===== Stored records =====

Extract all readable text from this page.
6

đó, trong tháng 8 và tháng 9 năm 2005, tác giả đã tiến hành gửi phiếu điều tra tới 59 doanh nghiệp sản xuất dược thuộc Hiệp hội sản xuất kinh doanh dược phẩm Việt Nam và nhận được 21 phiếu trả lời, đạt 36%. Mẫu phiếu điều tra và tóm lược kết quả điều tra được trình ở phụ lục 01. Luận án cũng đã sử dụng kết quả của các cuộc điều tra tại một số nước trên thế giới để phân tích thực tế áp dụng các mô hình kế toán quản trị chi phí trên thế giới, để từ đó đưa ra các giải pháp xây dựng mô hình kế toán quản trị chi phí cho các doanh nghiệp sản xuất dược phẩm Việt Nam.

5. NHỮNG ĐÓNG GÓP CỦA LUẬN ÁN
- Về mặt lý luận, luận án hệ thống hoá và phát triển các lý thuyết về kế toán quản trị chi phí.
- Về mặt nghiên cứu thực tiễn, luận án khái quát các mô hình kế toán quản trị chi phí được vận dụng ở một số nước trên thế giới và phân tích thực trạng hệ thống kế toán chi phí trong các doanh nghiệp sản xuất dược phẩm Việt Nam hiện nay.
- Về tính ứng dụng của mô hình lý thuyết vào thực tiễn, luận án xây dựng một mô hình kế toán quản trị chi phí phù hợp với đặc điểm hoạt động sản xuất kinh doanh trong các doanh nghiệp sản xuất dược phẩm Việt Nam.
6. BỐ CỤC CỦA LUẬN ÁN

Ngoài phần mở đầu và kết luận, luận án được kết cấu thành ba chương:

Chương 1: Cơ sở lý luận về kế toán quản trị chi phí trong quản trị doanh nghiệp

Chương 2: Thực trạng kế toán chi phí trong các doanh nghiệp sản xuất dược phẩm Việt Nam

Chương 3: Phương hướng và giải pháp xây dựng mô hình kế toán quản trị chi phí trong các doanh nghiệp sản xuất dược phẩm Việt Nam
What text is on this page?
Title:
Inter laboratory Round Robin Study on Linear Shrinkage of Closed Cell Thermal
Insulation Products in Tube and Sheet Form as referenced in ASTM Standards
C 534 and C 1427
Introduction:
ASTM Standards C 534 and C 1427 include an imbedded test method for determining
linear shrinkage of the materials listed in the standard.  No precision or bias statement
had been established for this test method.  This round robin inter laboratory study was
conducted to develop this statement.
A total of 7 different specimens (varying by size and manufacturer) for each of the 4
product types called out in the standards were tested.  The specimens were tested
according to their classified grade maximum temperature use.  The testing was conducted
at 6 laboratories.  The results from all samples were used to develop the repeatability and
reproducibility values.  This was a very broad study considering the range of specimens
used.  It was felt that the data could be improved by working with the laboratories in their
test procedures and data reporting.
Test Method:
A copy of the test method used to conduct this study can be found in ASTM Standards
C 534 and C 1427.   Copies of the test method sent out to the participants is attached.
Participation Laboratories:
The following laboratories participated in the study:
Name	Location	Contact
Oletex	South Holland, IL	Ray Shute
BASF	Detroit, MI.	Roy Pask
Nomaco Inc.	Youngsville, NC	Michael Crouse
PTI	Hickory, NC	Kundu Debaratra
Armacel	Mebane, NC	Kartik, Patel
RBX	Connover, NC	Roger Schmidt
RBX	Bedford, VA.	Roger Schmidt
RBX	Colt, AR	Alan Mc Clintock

=====

Provide only the count of lines in the data above that include the string "Roger".

2